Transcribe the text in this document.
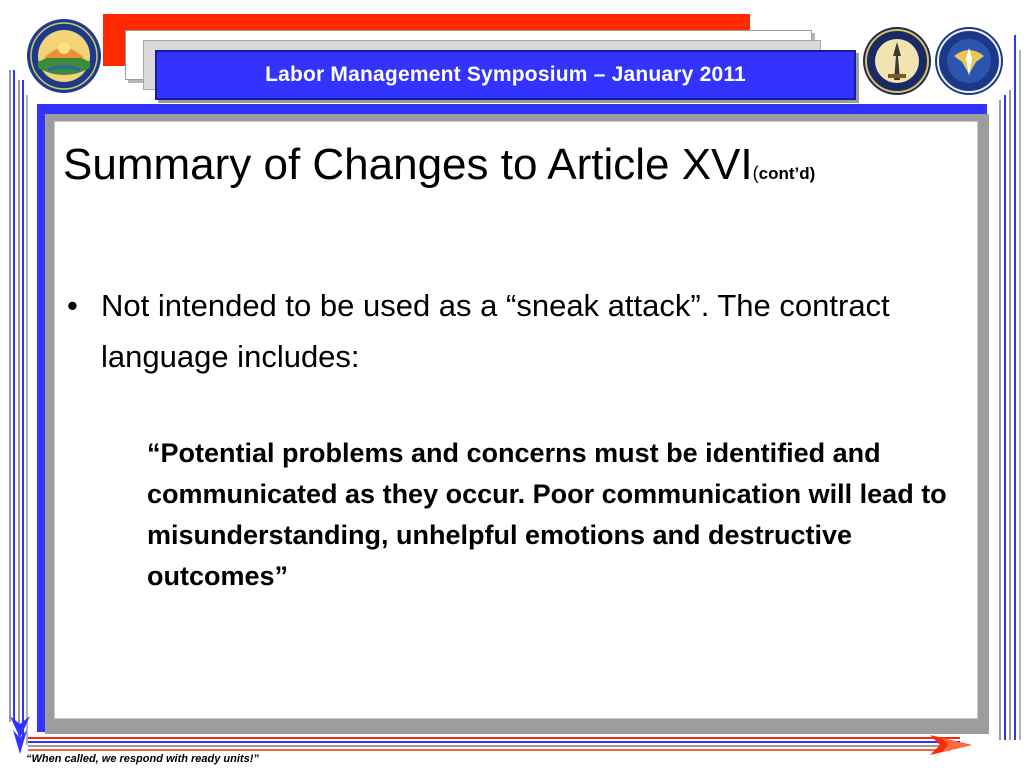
Labor Management Symposium – January 2011
Summary of Changes to Article XVI(cont’d)
• Not intended to be used as a “sneak attack”. The contract language includes:
“Potential problems and concerns must be identified and communicated as they occur. Poor communication will lead to misunderstanding, unhelpful emotions and destructive outcomes”
“When called, we respond with ready units!”
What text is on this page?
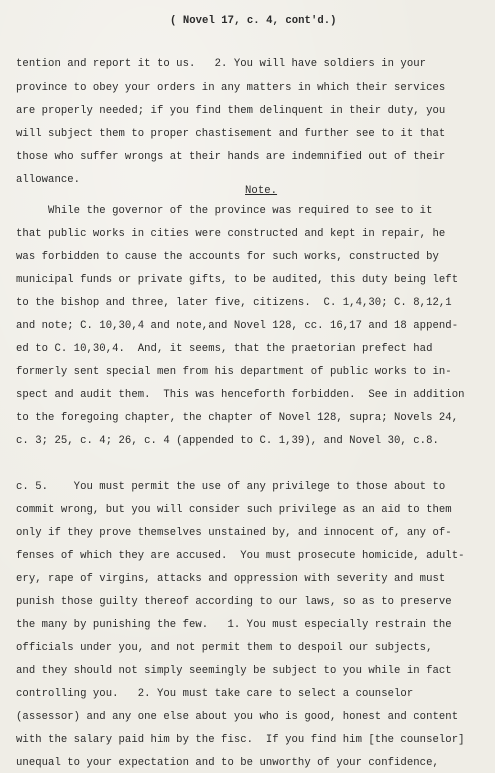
( Novel 17, c. 4, cont'd.)
tention and report it to us.   2. You will have soldiers in your
province to obey your orders in any matters in which their services
are properly needed; if you find them delinquent in their duty, you
will subject them to proper chastisement and further see to it that
those who suffer wrongs at their hands are indemnified out of their
allowance.
Note.
While the governor of the province was required to see to it
that public works in cities were constructed and kept in repair, he
was forbidden to cause the accounts for such works, constructed by
municipal funds or private gifts, to be audited, this duty being left
to the bishop and three, later five, citizens.  C. 1,4,30; C. 8,12,1
and note; C. 10,30,4 and note,and Novel 128, cc. 16,17 and 18 append-
ed to C. 10,30,4.  And, it seems, that the praetorian prefect had
formerly sent special men from his department of public works to in-
spect and audit them.  This was henceforth forbidden.  See in addition
to the foregoing chapter, the chapter of Novel 128, supra; Novels 24,
c. 3; 25, c. 4; 26, c. 4 (appended to C. 1,39), and Novel 30, c.8.
c. 5.    You must permit the use of any privilege to those about to
commit wrong, but you will consider such privilege as an aid to them
only if they prove themselves unstained by, and innocent of, any of-
fenses of which they are accused.  You must prosecute homicide, adult-
ery, rape of virgins, attacks and oppression with severity and must
punish those guilty thereof according to our laws, so as to preserve
the many by punishing the few.   1. You must especially restrain the
officials under you, and not permit them to despoil our subjects,
and they should not simply seemingly be subject to you while in fact
controlling you.   2. You must take care to select a counselor
(assessor) and any one else about you who is good, honest and content
with the salary paid him by the fisc.  If you find him [the counselor]
unequal to your expectation and to be unworthy of your confidence,
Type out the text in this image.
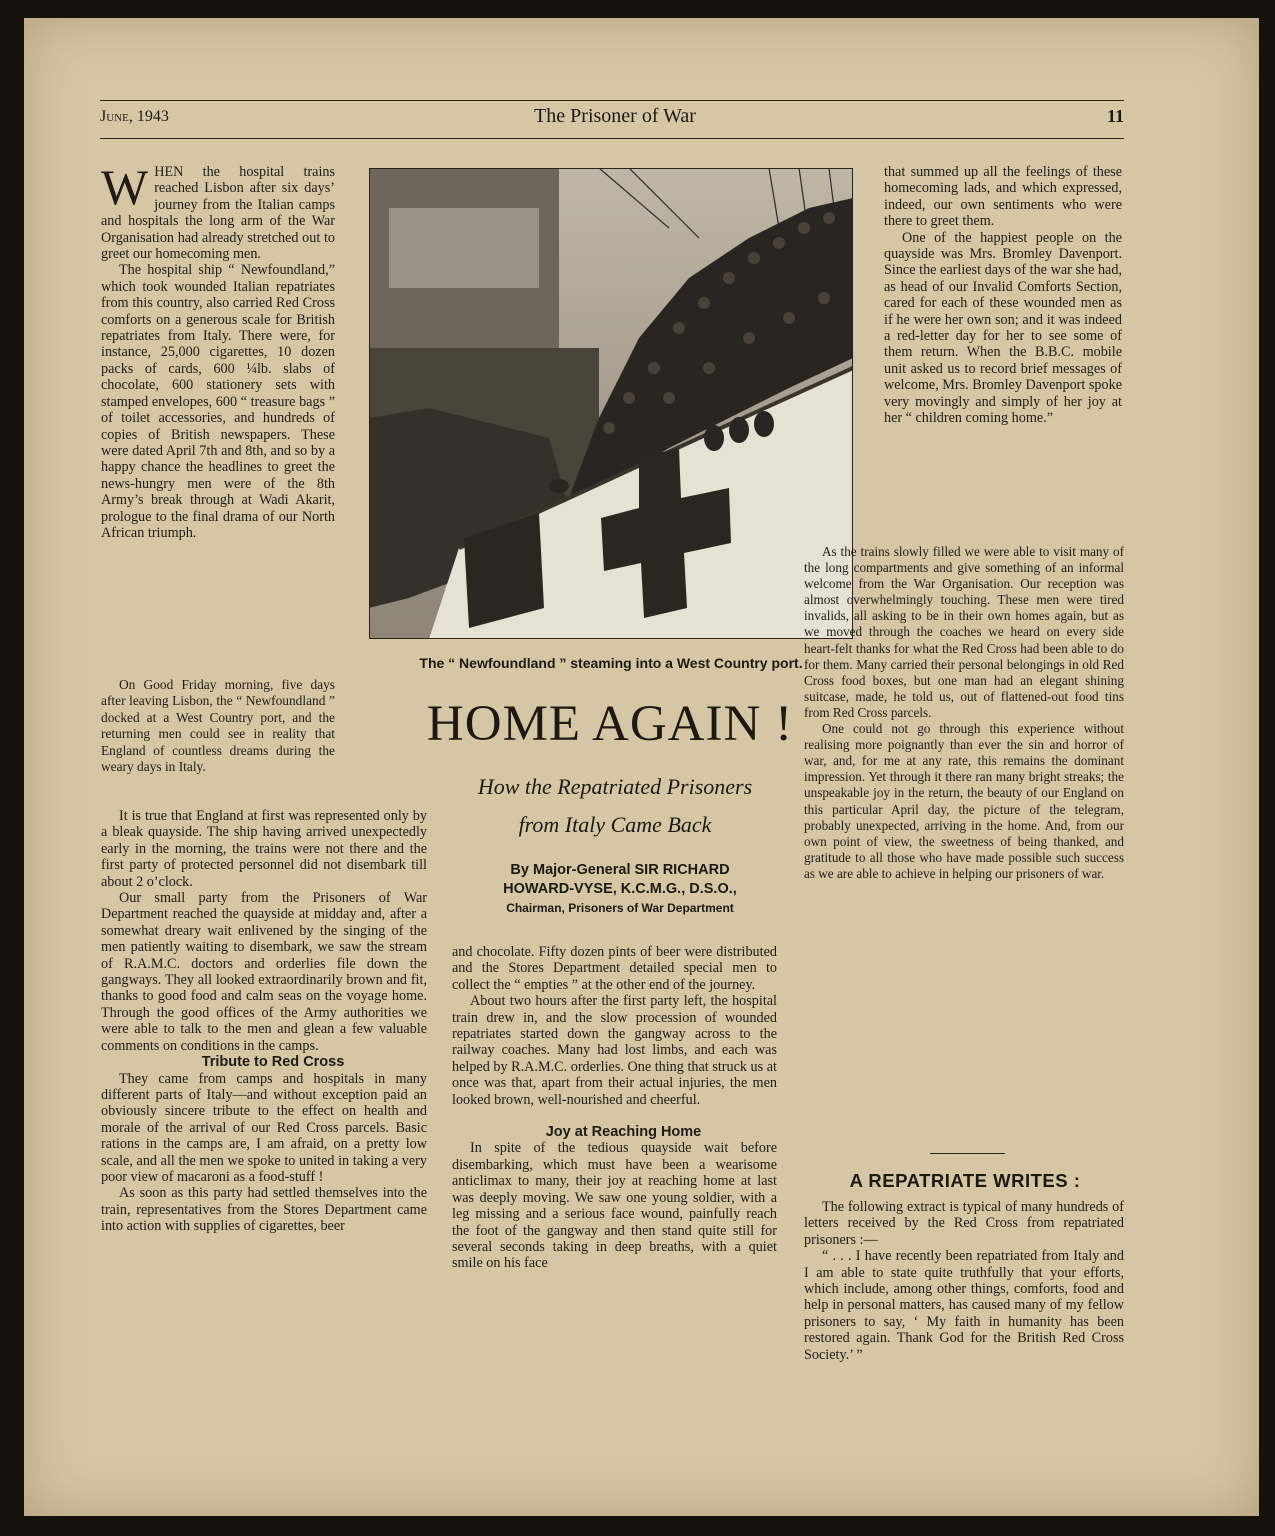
June, 1943	The Prisoner of War	11
The “ Newfoundland ” steaming into a West Country port.
HOME AGAIN !
How the Repatriated Prisoners
from Italy Came Back
By Major-General SIR RICHARD
HOWARD-VYSE, K.C.M.G., D.S.O.,
Chairman, Prisoners of War Department

WHEN the hospital trains reached Lisbon after six days’ journey from the Italian camps and hospitals the long arm of the War Organisation had already stretched out to greet our homecoming men.

The hospital ship “ Newfoundland,” which took wounded Italian repatriates from this country, also carried Red Cross comforts on a generous scale for British repatriates from Italy. There were, for instance, 25,000 cigarettes, 10 dozen packs of cards, 600 ¼lb. slabs of chocolate, 600 stationery sets with stamped envelopes, 600 “ treasure bags ” of toilet accessories, and hundreds of copies of British newspapers. These were dated April 7th and 8th, and so by a happy chance the headlines to greet the news-hungry men were of the 8th Army’s break through at Wadi Akarit, prologue to the final drama of our North African triumph.

On Good Friday morning, five days after leaving Lisbon, the “ Newfoundland ” docked at a West Country port, and the returning men could see in reality that England of countless dreams during the weary days in Italy.

It is true that England at first was represented only by a bleak quayside. The ship having arrived unexpectedly early in the morning, the trains were not there and the first party of protected personnel did not disembark till about 2 o’clock.

Our small party from the Prisoners of War Department reached the quayside at midday and, after a somewhat dreary wait enlivened by the singing of the men patiently waiting to disembark, we saw the stream of R.A.M.C. doctors and orderlies file down the gangways. They all looked extraordinarily brown and fit, thanks to good food and calm seas on the voyage home. Through the good offices of the Army authorities we were able to talk to the men and glean a few valuable comments on conditions in the camps.

Tribute to Red Cross

They came from camps and hospitals in many different parts of Italy—and without exception paid an obviously sincere tribute to the effect on health and morale of the arrival of our Red Cross parcels. Basic rations in the camps are, I am afraid, on a pretty low scale, and all the men we spoke to united in taking a very poor view of macaroni as a food-stuff !

As soon as this party had settled themselves into the train, representatives from the Stores Department came into action with supplies of cigarettes, beer

and chocolate. Fifty dozen pints of beer were distributed and the Stores Department detailed special men to collect the “ empties ” at the other end of the journey.

About two hours after the first party left, the hospital train drew in, and the slow procession of wounded repatriates started down the gangway across to the railway coaches. Many had lost limbs, and each was helped by R.A.M.C. orderlies. One thing that struck us at once was that, apart from their actual injuries, the men looked brown, well-nourished and cheerful.

Joy at Reaching Home

In spite of the tedious quayside wait before disembarking, which must have been a wearisome anticlimax to many, their joy at reaching home at last was deeply moving. We saw one young soldier, with a leg missing and a serious face wound, painfully reach the foot of the gangway and then stand quite still for several seconds taking in deep breaths, with a quiet smile on his face

that summed up all the feelings of these homecoming lads, and which expressed, indeed, our own sentiments who were there to greet them.

One of the happiest people on the quayside was Mrs. Bromley Davenport. Since the earliest days of the war she had, as head of our Invalid Comforts Section, cared for each of these wounded men as if he were her own son; and it was indeed a red-letter day for her to see some of them return. When the B.B.C. mobile unit asked us to record brief messages of welcome, Mrs. Bromley Davenport spoke very movingly and simply of her joy at her “ children coming home.”

As the trains slowly filled we were able to visit many of the long compartments and give something of an informal welcome from the War Organisation. Our reception was almost overwhelmingly touching. These men were tired invalids, all asking to be in their own homes again, but as we moved through the coaches we heard on every side heart-felt thanks for what the Red Cross had been able to do for them. Many carried their personal belongings in old Red Cross food boxes, but one man had an elegant shining suitcase, made, he told us, out of flattened-out food tins from Red Cross parcels.

One could not go through this experience without realising more poignantly than ever the sin and horror of war, and, for me at any rate, this remains the dominant impression. Yet through it there ran many bright streaks; the unspeakable joy in the return, the beauty of our England on this particular April day, the picture of the telegram, probably unexpected, arriving in the home. And, from our own point of view, the sweetness of being thanked, and gratitude to all those who have made possible such success as we are able to achieve in helping our prisoners of war.

A REPATRIATE WRITES :

The following extract is typical of many hundreds of letters received by the Red Cross from repatriated prisoners :—

“ . . . I have recently been repatriated from Italy and I am able to state quite truthfully that your efforts, which include, among other things, comforts, food and help in personal matters, has caused many of my fellow prisoners to say, ‘ My faith in humanity has been restored again. Thank God for the British Red Cross Society.’ ”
________________
Task instructions - Which lines of the data above contain "Novel"? Copy each one.

Exercise solution -
( Novel 17, c. 4, cont'd.)
and note; C. 10,30,4 and note,and Novel 128, cc. 16,17 and 18 append-
to the foregoing chapter, the chapter of Novel 128, supra; Novels 24,
c. 3; 25, c. 4; 26, c. 4 (appended to C. 1,39), and Novel 30, c.8.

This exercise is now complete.